>>>
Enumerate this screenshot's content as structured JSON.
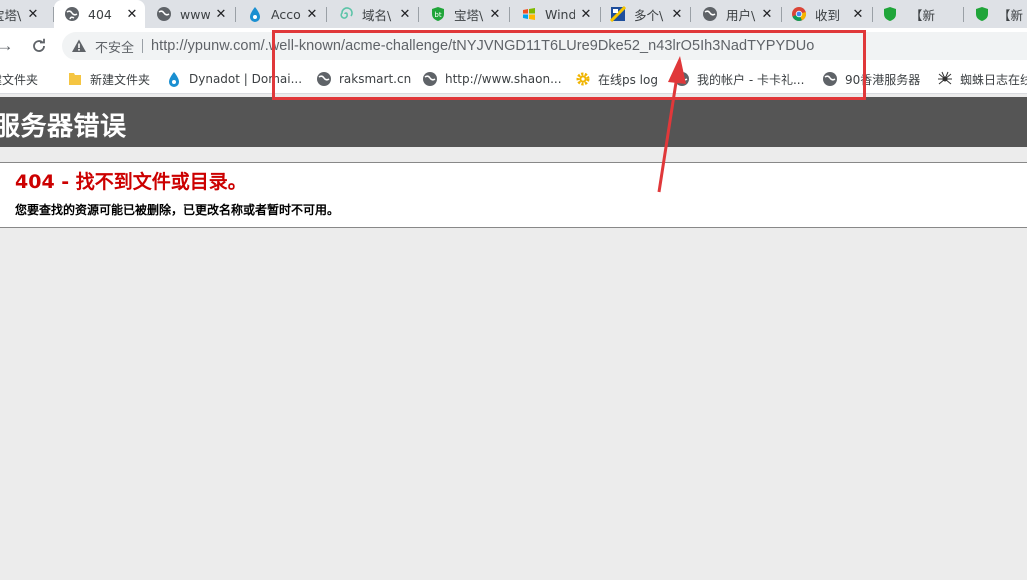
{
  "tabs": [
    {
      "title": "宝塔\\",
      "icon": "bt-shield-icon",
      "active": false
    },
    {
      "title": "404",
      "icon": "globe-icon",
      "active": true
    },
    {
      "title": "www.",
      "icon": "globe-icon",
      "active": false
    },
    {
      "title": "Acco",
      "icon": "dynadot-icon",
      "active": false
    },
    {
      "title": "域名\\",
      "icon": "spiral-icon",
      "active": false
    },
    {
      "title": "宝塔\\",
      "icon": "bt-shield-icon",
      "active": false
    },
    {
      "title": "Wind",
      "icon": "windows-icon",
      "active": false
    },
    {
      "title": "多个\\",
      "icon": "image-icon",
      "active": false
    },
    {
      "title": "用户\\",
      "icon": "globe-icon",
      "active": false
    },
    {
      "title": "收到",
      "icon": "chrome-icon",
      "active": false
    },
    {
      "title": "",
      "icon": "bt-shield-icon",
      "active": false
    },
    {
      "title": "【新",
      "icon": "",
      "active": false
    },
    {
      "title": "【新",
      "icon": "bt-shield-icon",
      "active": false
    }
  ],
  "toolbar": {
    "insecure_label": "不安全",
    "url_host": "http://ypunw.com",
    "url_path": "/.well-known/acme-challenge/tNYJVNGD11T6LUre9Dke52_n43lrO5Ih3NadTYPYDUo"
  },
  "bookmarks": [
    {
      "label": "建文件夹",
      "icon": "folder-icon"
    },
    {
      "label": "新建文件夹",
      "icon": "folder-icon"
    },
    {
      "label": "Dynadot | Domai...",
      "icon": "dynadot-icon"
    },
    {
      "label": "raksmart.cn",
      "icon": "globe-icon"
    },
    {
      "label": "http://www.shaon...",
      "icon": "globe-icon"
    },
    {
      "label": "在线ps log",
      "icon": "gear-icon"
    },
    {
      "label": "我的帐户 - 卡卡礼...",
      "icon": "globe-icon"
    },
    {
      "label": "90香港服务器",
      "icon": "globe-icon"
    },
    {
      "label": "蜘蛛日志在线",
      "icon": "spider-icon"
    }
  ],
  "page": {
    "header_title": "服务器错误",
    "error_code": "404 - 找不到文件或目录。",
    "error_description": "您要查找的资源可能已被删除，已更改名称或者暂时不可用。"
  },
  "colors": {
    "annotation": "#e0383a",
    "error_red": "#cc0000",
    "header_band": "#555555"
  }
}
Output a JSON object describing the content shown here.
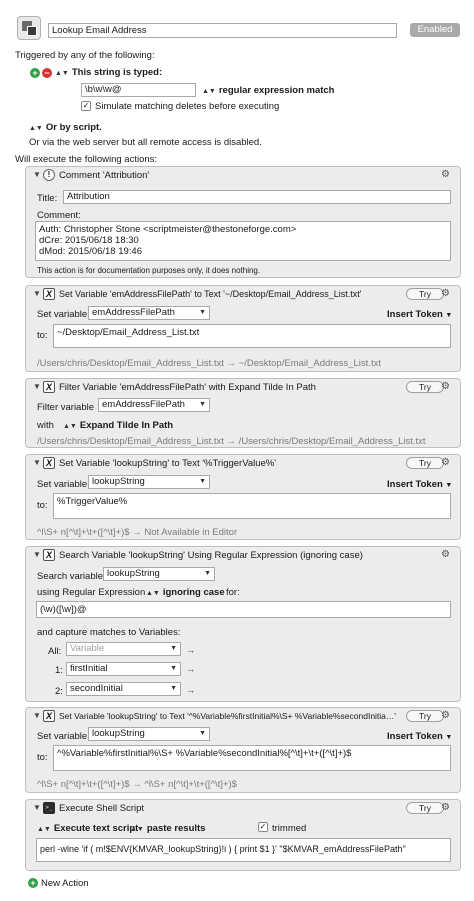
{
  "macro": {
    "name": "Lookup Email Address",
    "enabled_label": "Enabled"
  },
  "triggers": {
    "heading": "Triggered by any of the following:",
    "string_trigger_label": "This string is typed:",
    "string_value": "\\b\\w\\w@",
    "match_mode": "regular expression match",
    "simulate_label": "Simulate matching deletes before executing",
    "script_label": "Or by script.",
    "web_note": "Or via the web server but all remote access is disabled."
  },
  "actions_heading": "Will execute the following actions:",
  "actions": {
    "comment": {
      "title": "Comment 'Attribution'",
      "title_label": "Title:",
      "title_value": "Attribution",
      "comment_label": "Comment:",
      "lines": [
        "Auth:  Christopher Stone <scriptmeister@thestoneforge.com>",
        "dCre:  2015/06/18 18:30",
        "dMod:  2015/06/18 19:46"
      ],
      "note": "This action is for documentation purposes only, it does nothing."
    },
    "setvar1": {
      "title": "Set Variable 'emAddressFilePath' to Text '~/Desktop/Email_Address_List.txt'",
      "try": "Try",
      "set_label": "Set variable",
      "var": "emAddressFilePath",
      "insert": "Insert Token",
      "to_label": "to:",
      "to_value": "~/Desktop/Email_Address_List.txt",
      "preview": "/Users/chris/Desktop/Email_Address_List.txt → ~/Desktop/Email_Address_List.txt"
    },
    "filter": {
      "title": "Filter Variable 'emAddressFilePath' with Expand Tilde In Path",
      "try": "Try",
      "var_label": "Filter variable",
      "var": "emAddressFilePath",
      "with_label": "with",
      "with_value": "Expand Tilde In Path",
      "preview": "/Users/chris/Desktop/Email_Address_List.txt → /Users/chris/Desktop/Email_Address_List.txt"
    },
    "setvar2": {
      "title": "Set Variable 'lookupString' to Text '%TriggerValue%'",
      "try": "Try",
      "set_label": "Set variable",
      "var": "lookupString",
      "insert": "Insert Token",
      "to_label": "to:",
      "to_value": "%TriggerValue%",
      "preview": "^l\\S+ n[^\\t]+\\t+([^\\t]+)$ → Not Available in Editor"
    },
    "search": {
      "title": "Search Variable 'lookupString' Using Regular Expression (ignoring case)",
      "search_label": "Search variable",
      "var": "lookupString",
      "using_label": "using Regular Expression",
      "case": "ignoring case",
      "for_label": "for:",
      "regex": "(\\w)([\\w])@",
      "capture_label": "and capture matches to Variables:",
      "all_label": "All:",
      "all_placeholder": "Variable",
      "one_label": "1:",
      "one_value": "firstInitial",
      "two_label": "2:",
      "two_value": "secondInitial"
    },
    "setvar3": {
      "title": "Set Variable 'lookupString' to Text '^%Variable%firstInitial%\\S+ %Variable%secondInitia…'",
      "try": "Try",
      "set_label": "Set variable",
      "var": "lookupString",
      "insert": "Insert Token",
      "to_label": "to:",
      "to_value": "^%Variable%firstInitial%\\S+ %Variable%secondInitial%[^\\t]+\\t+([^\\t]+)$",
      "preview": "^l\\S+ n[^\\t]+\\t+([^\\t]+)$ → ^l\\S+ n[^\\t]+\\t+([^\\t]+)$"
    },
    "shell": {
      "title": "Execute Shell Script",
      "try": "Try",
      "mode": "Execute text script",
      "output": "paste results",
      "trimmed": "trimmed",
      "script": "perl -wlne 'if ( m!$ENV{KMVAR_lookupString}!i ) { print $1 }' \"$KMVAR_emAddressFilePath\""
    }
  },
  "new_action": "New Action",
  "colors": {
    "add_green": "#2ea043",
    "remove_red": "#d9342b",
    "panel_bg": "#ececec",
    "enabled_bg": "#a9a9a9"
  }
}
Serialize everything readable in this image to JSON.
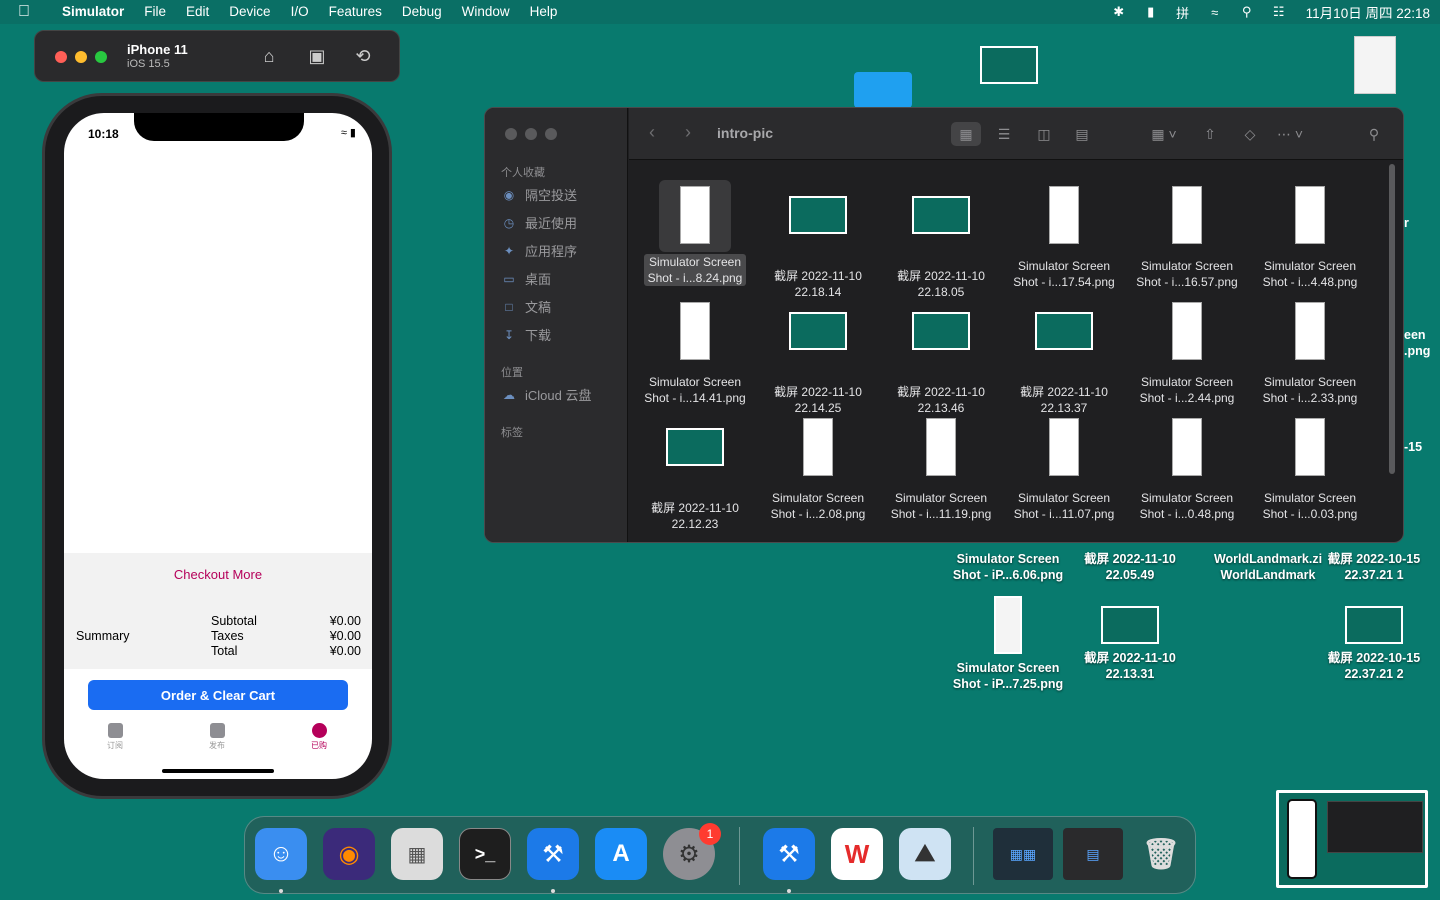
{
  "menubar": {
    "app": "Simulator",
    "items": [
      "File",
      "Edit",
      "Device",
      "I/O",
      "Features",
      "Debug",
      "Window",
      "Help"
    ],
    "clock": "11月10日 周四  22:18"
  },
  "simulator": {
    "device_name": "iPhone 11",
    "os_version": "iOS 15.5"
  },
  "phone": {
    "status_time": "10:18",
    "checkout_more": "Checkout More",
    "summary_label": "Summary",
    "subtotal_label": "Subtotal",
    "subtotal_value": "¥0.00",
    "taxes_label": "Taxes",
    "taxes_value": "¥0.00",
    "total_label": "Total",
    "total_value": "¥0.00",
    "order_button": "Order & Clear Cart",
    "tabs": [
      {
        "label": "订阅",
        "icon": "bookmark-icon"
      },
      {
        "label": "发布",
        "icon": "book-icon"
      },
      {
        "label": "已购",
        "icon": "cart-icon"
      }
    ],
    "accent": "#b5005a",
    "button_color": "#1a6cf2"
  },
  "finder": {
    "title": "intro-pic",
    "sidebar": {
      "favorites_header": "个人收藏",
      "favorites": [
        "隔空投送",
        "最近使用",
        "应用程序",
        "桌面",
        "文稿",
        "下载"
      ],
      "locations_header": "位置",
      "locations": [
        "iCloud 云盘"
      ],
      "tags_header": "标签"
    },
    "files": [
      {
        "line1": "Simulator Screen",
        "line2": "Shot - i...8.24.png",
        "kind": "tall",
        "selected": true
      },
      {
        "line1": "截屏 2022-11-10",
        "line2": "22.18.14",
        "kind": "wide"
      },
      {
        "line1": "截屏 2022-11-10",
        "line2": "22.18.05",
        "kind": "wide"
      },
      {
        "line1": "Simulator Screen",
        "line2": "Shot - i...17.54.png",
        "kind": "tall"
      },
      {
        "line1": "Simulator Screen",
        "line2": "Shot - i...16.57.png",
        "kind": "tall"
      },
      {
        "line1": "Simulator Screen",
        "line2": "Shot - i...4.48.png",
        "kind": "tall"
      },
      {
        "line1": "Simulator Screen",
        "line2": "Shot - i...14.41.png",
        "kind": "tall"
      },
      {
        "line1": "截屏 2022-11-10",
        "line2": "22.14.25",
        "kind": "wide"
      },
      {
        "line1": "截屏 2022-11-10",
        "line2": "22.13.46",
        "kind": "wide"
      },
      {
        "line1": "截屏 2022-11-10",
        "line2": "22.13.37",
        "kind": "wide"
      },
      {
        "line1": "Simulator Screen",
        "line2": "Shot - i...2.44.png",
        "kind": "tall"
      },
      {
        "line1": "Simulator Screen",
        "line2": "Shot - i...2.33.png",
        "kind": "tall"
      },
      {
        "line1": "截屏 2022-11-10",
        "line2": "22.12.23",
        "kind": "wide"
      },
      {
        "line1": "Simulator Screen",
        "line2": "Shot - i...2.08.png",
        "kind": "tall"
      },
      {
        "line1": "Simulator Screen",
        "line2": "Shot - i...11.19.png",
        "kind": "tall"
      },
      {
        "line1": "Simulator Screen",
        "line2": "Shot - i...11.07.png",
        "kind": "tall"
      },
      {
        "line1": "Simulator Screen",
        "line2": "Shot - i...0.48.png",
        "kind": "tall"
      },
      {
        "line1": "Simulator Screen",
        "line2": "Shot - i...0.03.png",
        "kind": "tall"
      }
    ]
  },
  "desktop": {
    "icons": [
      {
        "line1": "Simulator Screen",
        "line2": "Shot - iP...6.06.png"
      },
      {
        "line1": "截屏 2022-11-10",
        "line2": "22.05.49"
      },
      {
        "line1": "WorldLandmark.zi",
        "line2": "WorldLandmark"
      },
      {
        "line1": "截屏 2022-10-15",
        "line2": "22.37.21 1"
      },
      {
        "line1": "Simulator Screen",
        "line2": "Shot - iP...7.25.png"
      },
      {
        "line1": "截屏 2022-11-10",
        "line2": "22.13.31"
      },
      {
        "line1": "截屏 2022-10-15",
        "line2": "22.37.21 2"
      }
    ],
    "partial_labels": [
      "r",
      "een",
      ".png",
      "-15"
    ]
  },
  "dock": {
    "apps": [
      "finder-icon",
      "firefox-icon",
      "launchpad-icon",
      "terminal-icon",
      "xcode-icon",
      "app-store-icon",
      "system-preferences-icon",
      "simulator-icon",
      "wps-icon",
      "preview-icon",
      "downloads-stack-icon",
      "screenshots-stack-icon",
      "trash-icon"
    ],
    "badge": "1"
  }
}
<<<
» Problem to solve:
Search the entries for the word "ignoring", then gather every line that has it.

» Task output:
      "title": "Search Variable 'lookupString' Using Regular Expression (ignoring case)",
      "case": "ignoring case",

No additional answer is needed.